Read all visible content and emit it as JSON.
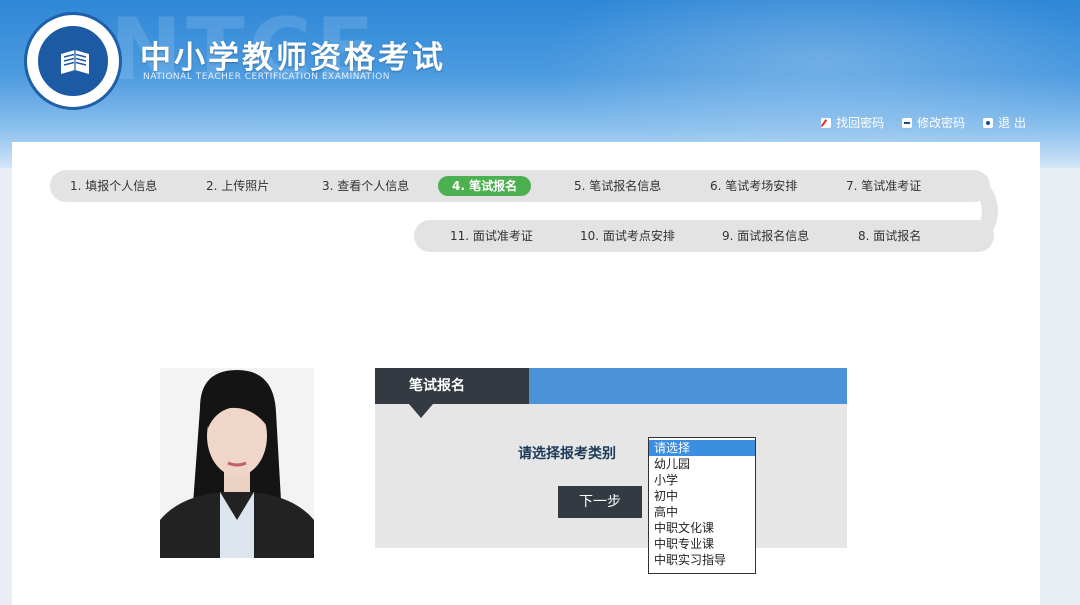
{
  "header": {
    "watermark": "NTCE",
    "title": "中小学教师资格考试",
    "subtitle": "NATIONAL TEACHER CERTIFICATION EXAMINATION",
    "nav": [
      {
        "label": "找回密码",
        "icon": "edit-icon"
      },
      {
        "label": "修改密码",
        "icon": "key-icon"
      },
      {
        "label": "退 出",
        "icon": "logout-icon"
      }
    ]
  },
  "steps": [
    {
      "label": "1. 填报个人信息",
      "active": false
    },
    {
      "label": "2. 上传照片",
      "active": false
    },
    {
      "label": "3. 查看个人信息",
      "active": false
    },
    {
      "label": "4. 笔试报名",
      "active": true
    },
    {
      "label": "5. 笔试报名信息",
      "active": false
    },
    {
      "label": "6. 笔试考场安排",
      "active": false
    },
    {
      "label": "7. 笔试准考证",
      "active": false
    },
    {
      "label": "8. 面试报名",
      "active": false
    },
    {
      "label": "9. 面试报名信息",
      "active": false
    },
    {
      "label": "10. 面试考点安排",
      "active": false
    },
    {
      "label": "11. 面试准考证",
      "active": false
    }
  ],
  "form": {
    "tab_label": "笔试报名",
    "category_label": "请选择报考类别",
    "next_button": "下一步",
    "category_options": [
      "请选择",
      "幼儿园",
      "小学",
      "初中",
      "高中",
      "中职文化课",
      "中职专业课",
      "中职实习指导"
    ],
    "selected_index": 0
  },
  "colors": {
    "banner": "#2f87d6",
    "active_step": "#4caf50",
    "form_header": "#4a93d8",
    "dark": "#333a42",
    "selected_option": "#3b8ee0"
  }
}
########################################
_AIM_.
Count the lines of the data that include the string "icon", and give only that number.

_CORRECT OUTPUT_.
3